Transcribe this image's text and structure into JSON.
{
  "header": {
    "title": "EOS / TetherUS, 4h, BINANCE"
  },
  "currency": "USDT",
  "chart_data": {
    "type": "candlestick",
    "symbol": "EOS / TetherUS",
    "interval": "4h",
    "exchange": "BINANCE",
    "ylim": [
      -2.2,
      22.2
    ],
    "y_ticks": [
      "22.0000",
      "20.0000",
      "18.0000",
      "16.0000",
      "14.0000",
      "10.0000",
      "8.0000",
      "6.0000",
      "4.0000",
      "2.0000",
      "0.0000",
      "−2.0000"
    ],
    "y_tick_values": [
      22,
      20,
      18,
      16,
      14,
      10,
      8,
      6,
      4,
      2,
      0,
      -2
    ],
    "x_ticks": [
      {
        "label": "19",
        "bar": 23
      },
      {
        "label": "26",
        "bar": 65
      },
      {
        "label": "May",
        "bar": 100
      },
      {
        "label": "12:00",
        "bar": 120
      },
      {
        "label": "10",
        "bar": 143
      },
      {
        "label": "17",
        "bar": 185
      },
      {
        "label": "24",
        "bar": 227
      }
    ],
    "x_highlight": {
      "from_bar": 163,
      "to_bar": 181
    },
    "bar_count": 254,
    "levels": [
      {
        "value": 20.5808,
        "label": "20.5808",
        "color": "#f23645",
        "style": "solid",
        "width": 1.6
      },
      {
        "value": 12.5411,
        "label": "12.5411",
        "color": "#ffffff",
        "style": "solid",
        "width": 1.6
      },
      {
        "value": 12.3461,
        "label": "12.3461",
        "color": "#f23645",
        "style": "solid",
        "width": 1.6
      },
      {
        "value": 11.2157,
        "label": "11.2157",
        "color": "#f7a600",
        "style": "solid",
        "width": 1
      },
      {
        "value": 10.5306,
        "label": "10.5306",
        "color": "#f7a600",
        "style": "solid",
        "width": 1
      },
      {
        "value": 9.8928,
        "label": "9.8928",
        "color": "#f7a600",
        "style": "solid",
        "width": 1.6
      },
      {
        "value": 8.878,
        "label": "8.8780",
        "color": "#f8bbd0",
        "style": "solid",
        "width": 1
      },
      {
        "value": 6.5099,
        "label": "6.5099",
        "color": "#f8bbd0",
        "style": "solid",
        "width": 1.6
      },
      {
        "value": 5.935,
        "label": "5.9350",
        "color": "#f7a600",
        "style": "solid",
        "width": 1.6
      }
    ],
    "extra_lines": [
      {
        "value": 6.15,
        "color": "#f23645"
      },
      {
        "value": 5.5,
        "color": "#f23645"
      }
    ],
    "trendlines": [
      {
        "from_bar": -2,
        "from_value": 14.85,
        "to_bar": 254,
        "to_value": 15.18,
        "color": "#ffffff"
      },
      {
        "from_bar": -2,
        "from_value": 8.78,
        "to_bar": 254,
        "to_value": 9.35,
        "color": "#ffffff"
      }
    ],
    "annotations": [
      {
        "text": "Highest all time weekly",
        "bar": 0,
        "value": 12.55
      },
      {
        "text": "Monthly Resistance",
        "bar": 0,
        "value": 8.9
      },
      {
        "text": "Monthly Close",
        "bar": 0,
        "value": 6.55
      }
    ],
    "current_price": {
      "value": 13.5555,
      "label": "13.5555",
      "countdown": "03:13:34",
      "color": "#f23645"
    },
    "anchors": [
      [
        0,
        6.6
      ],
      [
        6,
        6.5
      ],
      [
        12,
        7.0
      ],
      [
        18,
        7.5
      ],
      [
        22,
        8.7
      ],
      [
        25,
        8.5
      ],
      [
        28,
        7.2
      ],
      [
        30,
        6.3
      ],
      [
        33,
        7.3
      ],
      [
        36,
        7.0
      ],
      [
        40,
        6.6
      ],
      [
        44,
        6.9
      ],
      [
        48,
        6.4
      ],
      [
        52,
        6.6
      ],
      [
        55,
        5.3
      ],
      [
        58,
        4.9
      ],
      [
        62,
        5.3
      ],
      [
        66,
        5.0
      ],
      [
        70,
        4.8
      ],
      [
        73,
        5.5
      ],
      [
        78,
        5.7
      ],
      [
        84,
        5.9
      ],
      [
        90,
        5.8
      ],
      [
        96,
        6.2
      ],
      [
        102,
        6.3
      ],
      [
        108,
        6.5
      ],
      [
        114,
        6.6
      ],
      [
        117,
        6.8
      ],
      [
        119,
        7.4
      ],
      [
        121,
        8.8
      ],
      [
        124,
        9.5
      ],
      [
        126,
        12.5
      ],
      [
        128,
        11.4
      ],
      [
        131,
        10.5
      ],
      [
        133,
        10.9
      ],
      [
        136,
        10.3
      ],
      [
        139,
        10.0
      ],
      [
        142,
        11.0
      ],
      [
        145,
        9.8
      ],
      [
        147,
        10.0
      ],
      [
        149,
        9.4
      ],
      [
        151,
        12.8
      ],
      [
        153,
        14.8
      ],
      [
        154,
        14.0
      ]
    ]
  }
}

■ **Given request**: Write out every entry above, word for word.

■ **Task answer**:
Transcribe this image's text and structure into JSON.
{
  "header": {
    "title": "EOS / TetherUS, 4h, BINANCE"
  },
  "currency": "USDT",
  "chart_data": {
    "type": "candlestick",
    "symbol": "EOS / TetherUS",
    "interval": "4h",
    "exchange": "BINANCE",
    "ylim": [
      -2.2,
      22.2
    ],
    "y_ticks": [
      "22.0000",
      "20.0000",
      "18.0000",
      "16.0000",
      "14.0000",
      "10.0000",
      "8.0000",
      "6.0000",
      "4.0000",
      "2.0000",
      "0.0000",
      "−2.0000"
    ],
    "y_tick_values": [
      22,
      20,
      18,
      16,
      14,
      10,
      8,
      6,
      4,
      2,
      0,
      -2
    ],
    "x_ticks": [
      {
        "label": "19",
        "bar": 23
      },
      {
        "label": "26",
        "bar": 65
      },
      {
        "label": "May",
        "bar": 100
      },
      {
        "label": "12:00",
        "bar": 120
      },
      {
        "label": "10",
        "bar": 143
      },
      {
        "label": "17",
        "bar": 185
      },
      {
        "label": "24",
        "bar": 227
      }
    ],
    "x_highlight": {
      "from_bar": 163,
      "to_bar": 181
    },
    "bar_count": 254,
    "levels": [
      {
        "value": 20.5808,
        "label": "20.5808",
        "color": "#f23645",
        "style": "solid",
        "width": 1.6
      },
      {
        "value": 12.5411,
        "label": "12.5411",
        "color": "#ffffff",
        "style": "solid",
        "width": 1.6
      },
      {
        "value": 12.3461,
        "label": "12.3461",
        "color": "#f23645",
        "style": "solid",
        "width": 1.6
      },
      {
        "value": 11.2157,
        "label": "11.2157",
        "color": "#f7a600",
        "style": "solid",
        "width": 1
      },
      {
        "value": 10.5306,
        "label": "10.5306",
        "color": "#f7a600",
        "style": "solid",
        "width": 1
      },
      {
        "value": 9.8928,
        "label": "9.8928",
        "color": "#f7a600",
        "style": "solid",
        "width": 1.6
      },
      {
        "value": 8.878,
        "label": "8.8780",
        "color": "#f8bbd0",
        "style": "solid",
        "width": 1
      },
      {
        "value": 6.5099,
        "label": "6.5099",
        "color": "#f8bbd0",
        "style": "solid",
        "width": 1.6
      },
      {
        "value": 5.935,
        "label": "5.9350",
        "color": "#f7a600",
        "style": "solid",
        "width": 1.6
      }
    ],
    "extra_lines": [
      {
        "value": 6.15,
        "color": "#f23645"
      },
      {
        "value": 5.5,
        "color": "#f23645"
      }
    ],
    "trendlines": [
      {
        "from_bar": -2,
        "from_value": 14.85,
        "to_bar": 254,
        "to_value": 15.18,
        "color": "#ffffff"
      },
      {
        "from_bar": -2,
        "from_value": 8.78,
        "to_bar": 254,
        "to_value": 9.35,
        "color": "#ffffff"
      }
    ],
    "annotations": [
      {
        "text": "Highest all time weekly",
        "bar": 0,
        "value": 12.55
      },
      {
        "text": "Monthly Resistance",
        "bar": 0,
        "value": 8.9
      },
      {
        "text": "Monthly Close",
        "bar": 0,
        "value": 6.55
      }
    ],
    "current_price": {
      "value": 13.5555,
      "label": "13.5555",
      "countdown": "03:13:34",
      "color": "#f23645"
    },
    "anchors": [
      [
        0,
        6.6
      ],
      [
        6,
        6.5
      ],
      [
        12,
        7.0
      ],
      [
        18,
        7.5
      ],
      [
        22,
        8.7
      ],
      [
        25,
        8.5
      ],
      [
        28,
        7.2
      ],
      [
        30,
        6.3
      ],
      [
        33,
        7.3
      ],
      [
        36,
        7.0
      ],
      [
        40,
        6.6
      ],
      [
        44,
        6.9
      ],
      [
        48,
        6.4
      ],
      [
        52,
        6.6
      ],
      [
        55,
        5.3
      ],
      [
        58,
        4.9
      ],
      [
        62,
        5.3
      ],
      [
        66,
        5.0
      ],
      [
        70,
        4.8
      ],
      [
        73,
        5.5
      ],
      [
        78,
        5.7
      ],
      [
        84,
        5.9
      ],
      [
        90,
        5.8
      ],
      [
        96,
        6.2
      ],
      [
        102,
        6.3
      ],
      [
        108,
        6.5
      ],
      [
        114,
        6.6
      ],
      [
        117,
        6.8
      ],
      [
        119,
        7.4
      ],
      [
        121,
        8.8
      ],
      [
        124,
        9.5
      ],
      [
        126,
        12.5
      ],
      [
        128,
        11.4
      ],
      [
        131,
        10.5
      ],
      [
        133,
        10.9
      ],
      [
        136,
        10.3
      ],
      [
        139,
        10.0
      ],
      [
        142,
        11.0
      ],
      [
        145,
        9.8
      ],
      [
        147,
        10.0
      ],
      [
        149,
        9.4
      ],
      [
        151,
        12.8
      ],
      [
        153,
        14.8
      ],
      [
        154,
        14.0
      ]
    ]
  }
}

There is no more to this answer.